#### [DATA FOR THIS TASK]
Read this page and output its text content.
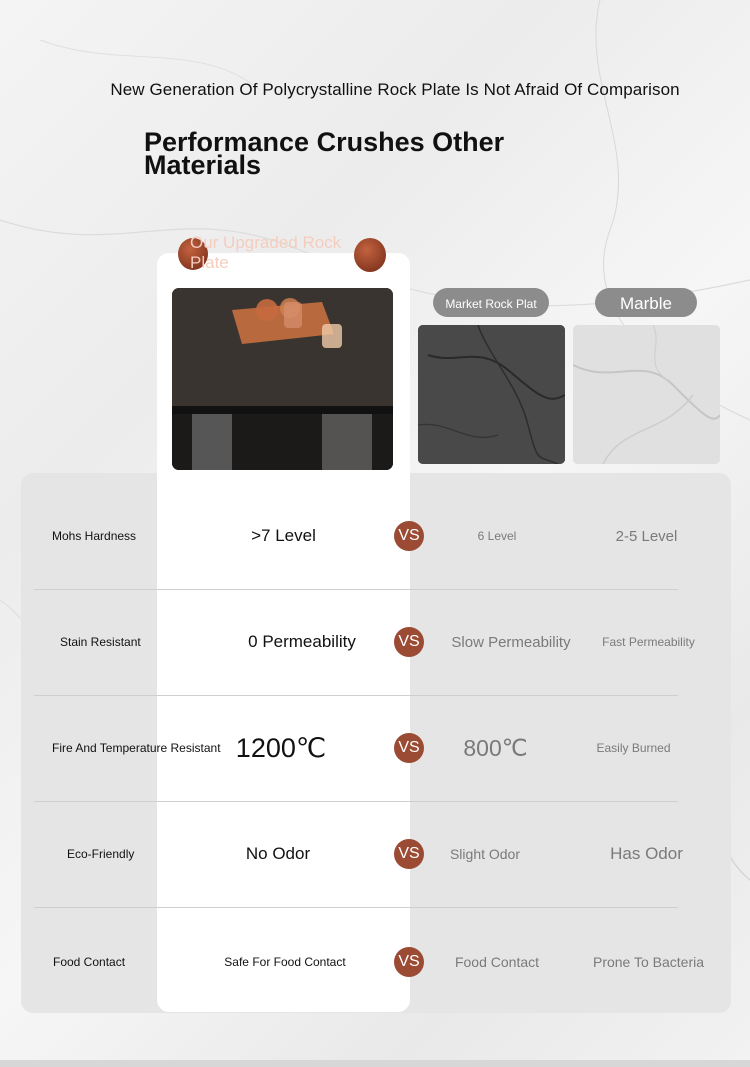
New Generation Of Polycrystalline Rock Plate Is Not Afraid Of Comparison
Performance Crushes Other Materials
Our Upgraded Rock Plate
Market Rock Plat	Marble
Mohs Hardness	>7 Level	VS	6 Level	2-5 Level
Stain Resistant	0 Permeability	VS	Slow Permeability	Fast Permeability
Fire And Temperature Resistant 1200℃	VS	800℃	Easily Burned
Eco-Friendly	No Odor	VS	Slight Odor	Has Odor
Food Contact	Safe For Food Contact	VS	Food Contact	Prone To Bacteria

--

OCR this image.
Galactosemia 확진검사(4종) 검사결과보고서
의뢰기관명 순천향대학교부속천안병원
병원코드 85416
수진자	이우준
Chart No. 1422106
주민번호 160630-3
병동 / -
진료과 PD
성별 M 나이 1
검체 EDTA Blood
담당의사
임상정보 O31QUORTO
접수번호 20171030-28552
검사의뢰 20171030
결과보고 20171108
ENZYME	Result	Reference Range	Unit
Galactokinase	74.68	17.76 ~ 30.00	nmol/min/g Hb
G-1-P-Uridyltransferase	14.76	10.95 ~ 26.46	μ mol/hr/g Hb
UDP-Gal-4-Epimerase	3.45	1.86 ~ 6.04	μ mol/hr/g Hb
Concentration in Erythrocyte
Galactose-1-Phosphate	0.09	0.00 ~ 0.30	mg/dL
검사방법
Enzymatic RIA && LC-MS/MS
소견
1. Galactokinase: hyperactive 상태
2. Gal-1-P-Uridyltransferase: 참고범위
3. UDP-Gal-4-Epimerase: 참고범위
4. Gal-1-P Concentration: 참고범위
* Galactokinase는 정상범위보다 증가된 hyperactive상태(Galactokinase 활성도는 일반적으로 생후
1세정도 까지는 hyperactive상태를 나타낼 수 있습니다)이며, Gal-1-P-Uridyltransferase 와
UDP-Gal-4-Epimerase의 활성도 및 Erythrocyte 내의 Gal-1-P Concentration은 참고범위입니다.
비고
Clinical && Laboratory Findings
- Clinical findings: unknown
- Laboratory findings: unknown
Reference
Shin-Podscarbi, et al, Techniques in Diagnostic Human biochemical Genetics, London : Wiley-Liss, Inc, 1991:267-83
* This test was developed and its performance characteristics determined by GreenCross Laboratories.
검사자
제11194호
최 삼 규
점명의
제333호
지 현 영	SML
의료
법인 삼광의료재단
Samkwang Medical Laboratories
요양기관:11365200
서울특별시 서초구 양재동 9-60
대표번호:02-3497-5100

...

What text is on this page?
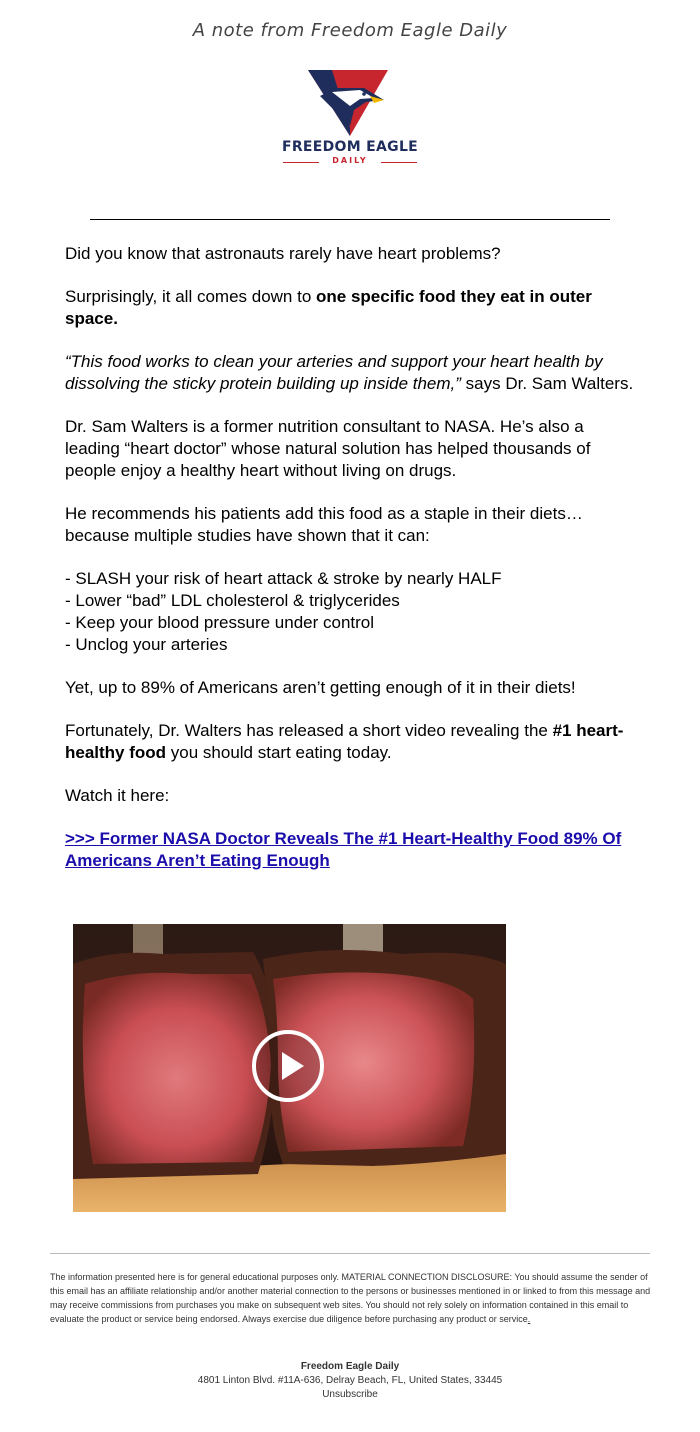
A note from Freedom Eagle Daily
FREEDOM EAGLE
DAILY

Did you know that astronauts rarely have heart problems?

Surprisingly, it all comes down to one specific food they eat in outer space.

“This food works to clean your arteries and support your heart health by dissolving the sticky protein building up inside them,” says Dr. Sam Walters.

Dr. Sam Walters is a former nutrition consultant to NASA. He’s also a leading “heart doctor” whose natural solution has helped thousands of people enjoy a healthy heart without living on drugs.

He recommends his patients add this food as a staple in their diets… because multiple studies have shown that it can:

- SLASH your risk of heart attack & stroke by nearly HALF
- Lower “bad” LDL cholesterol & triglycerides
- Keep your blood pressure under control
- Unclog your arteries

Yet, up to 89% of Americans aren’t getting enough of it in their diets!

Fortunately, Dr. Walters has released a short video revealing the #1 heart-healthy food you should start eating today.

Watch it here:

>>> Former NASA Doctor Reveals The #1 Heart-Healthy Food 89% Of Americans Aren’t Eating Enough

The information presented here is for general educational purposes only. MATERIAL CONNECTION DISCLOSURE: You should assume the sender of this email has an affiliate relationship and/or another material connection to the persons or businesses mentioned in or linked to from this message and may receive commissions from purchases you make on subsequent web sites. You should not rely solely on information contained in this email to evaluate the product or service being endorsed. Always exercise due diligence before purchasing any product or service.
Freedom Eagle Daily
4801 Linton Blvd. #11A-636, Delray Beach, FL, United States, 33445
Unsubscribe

#### [TASK TO COMPLETE]
Please tally the lines of the data in which the string "Clinical" appears and write only the total.

#### [SOLUTION BELOW]
2